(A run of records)
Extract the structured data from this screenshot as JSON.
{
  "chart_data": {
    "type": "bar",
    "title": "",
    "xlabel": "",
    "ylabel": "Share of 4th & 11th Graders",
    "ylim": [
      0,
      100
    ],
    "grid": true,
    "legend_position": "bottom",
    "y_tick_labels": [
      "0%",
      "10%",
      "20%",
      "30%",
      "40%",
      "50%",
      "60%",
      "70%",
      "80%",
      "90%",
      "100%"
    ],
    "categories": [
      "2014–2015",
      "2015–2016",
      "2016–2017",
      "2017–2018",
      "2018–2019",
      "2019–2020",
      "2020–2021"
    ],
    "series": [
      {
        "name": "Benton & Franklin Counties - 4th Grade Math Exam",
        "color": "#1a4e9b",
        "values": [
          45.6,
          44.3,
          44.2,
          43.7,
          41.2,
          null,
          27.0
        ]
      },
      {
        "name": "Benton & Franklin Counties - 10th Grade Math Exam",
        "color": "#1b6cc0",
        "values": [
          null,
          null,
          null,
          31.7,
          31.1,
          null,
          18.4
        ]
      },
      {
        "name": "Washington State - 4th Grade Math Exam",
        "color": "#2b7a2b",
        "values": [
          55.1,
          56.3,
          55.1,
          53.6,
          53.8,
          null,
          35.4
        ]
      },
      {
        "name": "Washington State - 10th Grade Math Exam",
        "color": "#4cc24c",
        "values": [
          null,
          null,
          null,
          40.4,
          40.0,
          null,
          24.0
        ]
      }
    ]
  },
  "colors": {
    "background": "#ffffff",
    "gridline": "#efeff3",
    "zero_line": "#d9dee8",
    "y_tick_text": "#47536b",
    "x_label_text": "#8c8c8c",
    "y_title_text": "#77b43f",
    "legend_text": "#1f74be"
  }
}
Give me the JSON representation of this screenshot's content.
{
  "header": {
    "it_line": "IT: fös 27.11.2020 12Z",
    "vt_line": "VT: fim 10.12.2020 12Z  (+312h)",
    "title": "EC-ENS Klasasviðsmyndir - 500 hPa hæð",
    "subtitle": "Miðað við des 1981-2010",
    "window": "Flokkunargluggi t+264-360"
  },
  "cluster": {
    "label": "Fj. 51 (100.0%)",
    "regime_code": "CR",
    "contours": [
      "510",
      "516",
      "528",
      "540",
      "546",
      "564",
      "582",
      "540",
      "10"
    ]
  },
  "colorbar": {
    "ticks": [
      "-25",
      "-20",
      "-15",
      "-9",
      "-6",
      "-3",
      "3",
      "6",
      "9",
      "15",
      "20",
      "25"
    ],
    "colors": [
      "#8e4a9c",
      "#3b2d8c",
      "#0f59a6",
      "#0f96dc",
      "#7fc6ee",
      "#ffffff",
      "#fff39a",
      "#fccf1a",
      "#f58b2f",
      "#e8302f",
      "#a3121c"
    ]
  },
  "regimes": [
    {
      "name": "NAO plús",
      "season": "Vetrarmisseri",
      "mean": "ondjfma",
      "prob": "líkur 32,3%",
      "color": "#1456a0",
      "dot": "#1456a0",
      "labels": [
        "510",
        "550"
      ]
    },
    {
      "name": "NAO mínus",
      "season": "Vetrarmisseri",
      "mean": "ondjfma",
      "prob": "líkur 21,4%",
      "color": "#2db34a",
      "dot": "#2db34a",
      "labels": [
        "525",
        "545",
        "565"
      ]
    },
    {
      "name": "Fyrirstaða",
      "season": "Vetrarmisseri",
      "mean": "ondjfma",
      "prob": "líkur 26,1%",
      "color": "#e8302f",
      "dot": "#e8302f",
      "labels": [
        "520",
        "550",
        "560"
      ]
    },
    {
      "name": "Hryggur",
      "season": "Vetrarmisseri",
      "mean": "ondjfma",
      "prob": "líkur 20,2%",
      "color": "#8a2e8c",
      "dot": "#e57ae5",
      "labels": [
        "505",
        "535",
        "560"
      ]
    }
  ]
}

Exercise: Using the entries above, return each line that includes the word "JSON".

Answer to the task:
Extract the structured data from this screenshot as JSON.
Give me the JSON representation of this screenshot's content.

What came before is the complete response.